- [WHAT YOU ARE ASKED TO DO]
Beginning at the line that contains "Transcribe the text in this document." and ending at the last line of the records below, retype each line exactly and add nothing.

[RECORDED INFORMATION — start]

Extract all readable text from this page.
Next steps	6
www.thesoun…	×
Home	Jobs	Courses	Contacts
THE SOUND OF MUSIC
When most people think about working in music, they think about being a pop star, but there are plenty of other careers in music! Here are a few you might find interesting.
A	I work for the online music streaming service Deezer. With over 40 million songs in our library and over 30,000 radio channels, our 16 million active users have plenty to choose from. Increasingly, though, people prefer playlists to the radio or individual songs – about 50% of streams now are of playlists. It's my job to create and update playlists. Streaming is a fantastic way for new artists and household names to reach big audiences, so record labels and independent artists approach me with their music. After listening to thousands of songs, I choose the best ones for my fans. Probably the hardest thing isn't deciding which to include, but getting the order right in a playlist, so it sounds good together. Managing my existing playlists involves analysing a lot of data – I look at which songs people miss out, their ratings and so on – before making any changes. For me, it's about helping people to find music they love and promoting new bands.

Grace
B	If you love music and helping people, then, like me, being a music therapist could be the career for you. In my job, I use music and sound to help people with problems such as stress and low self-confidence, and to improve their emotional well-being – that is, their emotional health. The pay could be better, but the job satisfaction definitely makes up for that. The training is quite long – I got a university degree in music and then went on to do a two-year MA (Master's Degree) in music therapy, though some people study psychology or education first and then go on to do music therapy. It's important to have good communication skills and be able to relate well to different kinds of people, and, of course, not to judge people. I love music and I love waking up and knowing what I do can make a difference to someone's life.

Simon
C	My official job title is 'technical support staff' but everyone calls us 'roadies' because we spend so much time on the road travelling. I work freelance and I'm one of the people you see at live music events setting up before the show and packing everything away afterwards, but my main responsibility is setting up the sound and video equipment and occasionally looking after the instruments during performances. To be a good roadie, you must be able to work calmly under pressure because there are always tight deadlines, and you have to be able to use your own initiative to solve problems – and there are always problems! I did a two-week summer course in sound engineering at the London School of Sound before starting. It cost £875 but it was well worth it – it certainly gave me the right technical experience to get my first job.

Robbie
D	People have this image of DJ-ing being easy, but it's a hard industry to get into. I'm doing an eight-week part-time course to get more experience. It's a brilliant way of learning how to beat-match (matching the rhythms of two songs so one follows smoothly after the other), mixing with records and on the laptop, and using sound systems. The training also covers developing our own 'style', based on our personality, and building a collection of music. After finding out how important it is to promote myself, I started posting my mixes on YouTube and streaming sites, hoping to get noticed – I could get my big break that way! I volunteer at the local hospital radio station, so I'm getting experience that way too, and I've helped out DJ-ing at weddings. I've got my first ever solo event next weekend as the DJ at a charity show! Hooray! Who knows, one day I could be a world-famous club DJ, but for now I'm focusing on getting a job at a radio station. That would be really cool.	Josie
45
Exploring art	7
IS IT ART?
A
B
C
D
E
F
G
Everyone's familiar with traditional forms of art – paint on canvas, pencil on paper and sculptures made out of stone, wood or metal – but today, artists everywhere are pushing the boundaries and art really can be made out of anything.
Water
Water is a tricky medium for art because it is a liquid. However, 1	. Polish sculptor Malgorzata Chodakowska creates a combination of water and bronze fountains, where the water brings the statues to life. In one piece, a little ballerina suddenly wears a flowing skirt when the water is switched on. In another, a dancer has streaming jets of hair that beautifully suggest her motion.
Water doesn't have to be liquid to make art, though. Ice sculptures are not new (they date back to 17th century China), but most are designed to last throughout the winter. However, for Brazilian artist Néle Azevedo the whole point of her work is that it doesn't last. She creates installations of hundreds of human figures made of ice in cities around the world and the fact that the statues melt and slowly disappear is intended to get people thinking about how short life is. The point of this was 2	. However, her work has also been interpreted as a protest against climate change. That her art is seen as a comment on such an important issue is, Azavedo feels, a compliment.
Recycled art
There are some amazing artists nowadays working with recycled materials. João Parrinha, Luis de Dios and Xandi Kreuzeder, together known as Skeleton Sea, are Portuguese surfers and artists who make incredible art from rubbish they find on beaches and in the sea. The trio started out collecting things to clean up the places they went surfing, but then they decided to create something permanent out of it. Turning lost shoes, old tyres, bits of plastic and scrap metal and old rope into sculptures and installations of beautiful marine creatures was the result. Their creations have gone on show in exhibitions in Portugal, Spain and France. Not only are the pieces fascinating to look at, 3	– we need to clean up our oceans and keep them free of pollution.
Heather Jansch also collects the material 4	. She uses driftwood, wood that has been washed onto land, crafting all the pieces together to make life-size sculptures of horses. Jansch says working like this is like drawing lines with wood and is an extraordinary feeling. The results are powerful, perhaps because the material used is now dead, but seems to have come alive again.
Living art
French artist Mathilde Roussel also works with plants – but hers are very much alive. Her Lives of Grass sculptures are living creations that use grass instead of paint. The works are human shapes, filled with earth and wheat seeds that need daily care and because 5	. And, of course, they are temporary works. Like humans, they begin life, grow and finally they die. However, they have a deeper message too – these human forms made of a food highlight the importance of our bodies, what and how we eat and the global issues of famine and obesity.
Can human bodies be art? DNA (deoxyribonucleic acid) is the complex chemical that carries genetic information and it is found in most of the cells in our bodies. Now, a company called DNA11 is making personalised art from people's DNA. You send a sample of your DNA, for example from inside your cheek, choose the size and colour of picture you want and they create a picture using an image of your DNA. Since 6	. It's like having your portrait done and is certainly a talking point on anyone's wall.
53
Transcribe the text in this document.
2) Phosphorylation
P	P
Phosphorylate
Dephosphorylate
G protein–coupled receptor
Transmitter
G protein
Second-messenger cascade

[RECORDED INFORMATION — finish]

- [COMPLETED EXERCISE]
Transcribe the text in this document.
2) Phosphorylation
P	P
Phosphorylate
Dephosphorylate
G protein–coupled receptor
Transmitter
G protein
Second-messenger cascade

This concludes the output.